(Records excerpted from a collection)
☆ ☆ ☆ ☆ ☆

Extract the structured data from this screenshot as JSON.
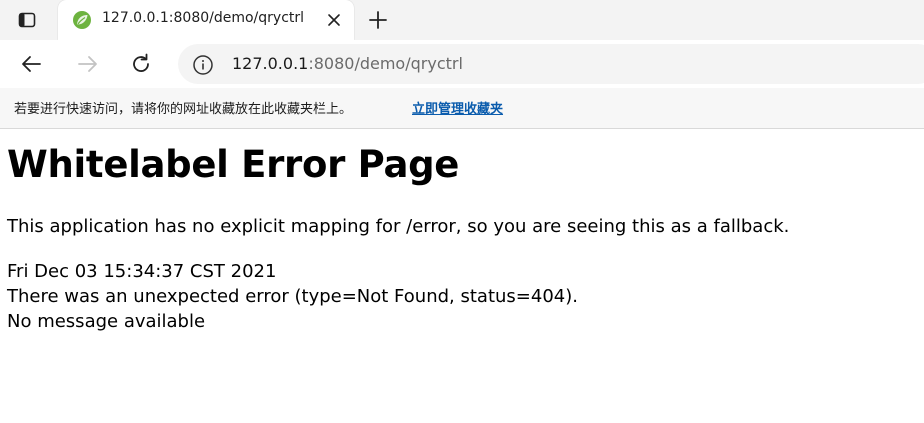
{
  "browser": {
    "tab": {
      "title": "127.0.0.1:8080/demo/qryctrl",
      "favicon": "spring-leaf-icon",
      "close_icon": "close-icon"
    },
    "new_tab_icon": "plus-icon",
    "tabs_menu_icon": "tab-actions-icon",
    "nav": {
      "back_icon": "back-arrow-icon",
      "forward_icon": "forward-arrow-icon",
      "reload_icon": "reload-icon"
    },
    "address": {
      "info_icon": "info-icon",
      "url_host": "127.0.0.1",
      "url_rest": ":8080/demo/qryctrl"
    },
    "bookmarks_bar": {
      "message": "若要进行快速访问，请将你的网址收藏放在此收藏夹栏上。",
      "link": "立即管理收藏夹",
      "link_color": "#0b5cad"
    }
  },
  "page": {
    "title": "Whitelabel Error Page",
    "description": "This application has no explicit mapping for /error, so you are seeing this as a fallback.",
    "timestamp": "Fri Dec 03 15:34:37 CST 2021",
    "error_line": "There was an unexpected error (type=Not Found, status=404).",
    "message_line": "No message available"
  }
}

☆ ☆ ☆ ☆ ☆

• STATED EXERCISE:
Leave out the pictures and output the rest of the material exactly as written.

• TASK OUTPUT:
Extract the structured data from this screenshot as JSON.
{
  "browser": {
    "tab": {
      "title": "127.0.0.1:8080/demo/qryctrl",
      "favicon": "spring-leaf-icon",
      "close_icon": "close-icon"
    },
    "new_tab_icon": "plus-icon",
    "tabs_menu_icon": "tab-actions-icon",
    "nav": {
      "back_icon": "back-arrow-icon",
      "forward_icon": "forward-arrow-icon",
      "reload_icon": "reload-icon"
    },
    "address": {
      "info_icon": "info-icon",
      "url_host": "127.0.0.1",
      "url_rest": ":8080/demo/qryctrl"
    },
    "bookmarks_bar": {
      "message": "若要进行快速访问，请将你的网址收藏放在此收藏夹栏上。",
      "link": "立即管理收藏夹",
      "link_color": "#0b5cad"
    }
  },
  "page": {
    "title": "Whitelabel Error Page",
    "description": "This application has no explicit mapping for /error, so you are seeing this as a fallback.",
    "timestamp": "Fri Dec 03 15:34:37 CST 2021",
    "error_line": "There was an unexpected error (type=Not Found, status=404).",
    "message_line": "No message available"
  }
}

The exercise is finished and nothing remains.